→ WHAT THIS TASK INVOLVES:
Locate each line in the stored data below that includes the string "icon", and copy those lines. Case counts.

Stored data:
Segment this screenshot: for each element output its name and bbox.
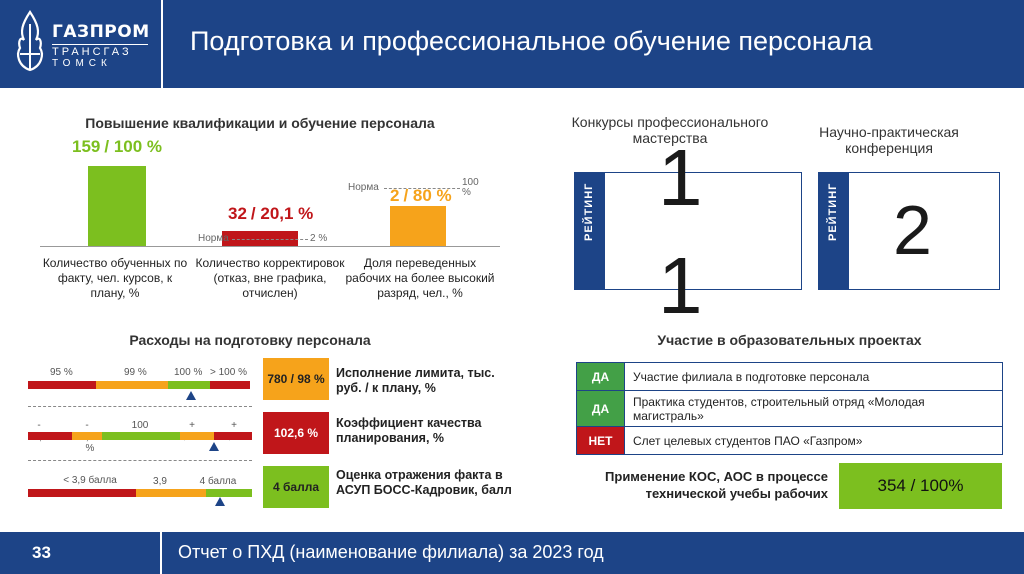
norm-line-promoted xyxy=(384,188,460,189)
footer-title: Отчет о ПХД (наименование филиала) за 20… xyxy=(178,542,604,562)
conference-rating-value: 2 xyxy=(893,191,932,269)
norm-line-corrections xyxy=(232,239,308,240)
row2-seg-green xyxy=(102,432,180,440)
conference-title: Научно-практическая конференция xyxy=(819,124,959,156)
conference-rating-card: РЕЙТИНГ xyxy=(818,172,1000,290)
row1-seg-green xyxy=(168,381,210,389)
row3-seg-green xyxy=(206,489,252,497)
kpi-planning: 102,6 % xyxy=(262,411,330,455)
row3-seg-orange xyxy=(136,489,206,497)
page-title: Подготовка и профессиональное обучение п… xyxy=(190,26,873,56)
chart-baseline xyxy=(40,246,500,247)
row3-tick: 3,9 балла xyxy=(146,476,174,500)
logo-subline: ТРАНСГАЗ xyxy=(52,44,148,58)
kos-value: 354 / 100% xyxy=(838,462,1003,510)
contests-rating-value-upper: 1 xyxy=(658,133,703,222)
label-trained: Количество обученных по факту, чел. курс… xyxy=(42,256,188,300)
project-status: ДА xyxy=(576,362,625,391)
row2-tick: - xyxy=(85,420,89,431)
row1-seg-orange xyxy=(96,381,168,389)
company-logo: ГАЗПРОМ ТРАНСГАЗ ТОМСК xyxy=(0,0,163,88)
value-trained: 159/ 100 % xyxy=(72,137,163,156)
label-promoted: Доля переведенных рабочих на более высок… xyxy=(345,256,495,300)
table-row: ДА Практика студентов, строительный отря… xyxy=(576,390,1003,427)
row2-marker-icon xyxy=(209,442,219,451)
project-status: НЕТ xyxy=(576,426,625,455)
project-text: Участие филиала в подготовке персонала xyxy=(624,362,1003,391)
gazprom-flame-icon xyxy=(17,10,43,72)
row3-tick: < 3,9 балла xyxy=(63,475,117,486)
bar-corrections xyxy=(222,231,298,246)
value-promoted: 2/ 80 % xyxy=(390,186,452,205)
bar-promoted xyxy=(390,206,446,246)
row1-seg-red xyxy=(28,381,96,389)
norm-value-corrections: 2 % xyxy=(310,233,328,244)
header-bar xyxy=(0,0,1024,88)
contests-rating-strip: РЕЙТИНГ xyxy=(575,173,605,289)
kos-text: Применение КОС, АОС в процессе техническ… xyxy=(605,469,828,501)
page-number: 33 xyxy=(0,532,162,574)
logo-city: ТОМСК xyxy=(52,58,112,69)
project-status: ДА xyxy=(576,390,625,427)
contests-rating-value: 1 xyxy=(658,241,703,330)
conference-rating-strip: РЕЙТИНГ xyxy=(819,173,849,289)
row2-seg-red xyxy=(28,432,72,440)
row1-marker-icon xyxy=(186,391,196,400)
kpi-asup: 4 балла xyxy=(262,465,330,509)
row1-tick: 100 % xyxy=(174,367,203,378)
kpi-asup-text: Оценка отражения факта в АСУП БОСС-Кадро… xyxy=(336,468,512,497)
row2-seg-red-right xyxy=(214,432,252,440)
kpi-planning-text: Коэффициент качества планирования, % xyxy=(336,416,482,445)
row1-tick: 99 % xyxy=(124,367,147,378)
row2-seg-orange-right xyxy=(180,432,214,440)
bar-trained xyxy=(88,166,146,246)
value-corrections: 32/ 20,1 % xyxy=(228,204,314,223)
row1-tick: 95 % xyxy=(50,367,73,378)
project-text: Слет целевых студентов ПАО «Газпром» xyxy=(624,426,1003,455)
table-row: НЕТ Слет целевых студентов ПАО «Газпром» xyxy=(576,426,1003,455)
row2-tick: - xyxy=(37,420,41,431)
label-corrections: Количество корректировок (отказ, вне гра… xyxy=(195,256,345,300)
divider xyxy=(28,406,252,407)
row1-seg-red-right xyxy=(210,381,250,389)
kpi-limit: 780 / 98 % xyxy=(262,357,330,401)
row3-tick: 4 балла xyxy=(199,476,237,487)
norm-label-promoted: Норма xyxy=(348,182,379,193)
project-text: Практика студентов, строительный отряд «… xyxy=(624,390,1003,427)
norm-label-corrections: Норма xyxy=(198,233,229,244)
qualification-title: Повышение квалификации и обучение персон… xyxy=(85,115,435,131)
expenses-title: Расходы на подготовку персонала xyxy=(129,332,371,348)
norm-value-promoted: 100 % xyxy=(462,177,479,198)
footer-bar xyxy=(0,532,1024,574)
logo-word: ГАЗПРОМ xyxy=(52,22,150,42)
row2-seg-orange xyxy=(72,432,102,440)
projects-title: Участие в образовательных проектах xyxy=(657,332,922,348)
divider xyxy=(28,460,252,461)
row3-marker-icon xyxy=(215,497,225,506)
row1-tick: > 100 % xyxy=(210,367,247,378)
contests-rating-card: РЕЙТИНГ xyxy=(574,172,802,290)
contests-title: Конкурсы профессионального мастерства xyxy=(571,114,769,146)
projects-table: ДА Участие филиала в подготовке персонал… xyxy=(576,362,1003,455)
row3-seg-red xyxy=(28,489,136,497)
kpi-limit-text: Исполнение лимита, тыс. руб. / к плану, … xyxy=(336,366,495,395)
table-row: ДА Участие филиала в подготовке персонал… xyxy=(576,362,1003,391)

→ RESPONSE TO THIS EXERCISE:
row2-marker-icon xyxy=(209,442,219,451)
gazprom-flame-icon xyxy=(17,10,43,72)
row1-marker-icon xyxy=(186,391,196,400)
row3-marker-icon xyxy=(215,497,225,506)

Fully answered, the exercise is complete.